_Goal_
Will you write out all the entries below exactly?

_Dataset entries_

* * * * * * *

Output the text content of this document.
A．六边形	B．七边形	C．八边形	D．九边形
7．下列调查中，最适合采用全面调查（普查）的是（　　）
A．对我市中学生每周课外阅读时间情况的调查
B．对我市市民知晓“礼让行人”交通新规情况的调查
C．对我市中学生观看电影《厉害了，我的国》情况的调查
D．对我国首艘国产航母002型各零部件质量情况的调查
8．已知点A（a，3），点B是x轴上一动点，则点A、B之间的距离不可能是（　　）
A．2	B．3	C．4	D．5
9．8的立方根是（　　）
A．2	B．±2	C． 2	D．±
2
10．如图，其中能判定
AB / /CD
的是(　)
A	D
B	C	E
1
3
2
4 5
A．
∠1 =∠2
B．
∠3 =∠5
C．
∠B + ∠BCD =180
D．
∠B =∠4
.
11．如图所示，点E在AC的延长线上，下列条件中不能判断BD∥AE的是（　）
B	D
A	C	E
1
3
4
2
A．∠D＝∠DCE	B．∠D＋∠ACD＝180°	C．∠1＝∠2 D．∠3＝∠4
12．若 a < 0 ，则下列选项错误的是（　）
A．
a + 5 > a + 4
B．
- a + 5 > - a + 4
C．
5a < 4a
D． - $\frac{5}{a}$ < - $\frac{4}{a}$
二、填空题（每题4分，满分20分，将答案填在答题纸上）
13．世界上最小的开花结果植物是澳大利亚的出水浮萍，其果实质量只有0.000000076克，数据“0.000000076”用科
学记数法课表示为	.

* * * * * * *

_Result_
Output the text content of this document.
A．六边形	B．七边形	C．八边形	D．九边形
7．下列调查中，最适合采用全面调查（普查）的是（　　）
A．对我市中学生每周课外阅读时间情况的调查
B．对我市市民知晓“礼让行人”交通新规情况的调查
C．对我市中学生观看电影《厉害了，我的国》情况的调查
D．对我国首艘国产航母002型各零部件质量情况的调查
8．已知点A（a，3），点B是x轴上一动点，则点A、B之间的距离不可能是（　　）
A．2	B．3	C．4	D．5
9．8的立方根是（　　）
A．2	B．±2	C． 2	D．±
2
10．如图，其中能判定
AB / /CD
的是(　)
A	D
B	C	E
1
3
2
4 5
A．
∠1 =∠2
B．
∠3 =∠5
C．
∠B + ∠BCD =180
D．
∠B =∠4
.
11．如图所示，点E在AC的延长线上，下列条件中不能判断BD∥AE的是（　）
B	D
A	C	E
1
3
4
2
A．∠D＝∠DCE	B．∠D＋∠ACD＝180°	C．∠1＝∠2 D．∠3＝∠4
12．若 a < 0 ，则下列选项错误的是（　）
A．
a + 5 > a + 4
B．
- a + 5 > - a + 4
C．
5a < 4a
D． - $\frac{5}{a}$ < - $\frac{4}{a}$
二、填空题（每题4分，满分20分，将答案填在答题纸上）
13．世界上最小的开花结果植物是澳大利亚的出水浮萍，其果实质量只有0.000000076克，数据“0.000000076”用科
学记数法课表示为	.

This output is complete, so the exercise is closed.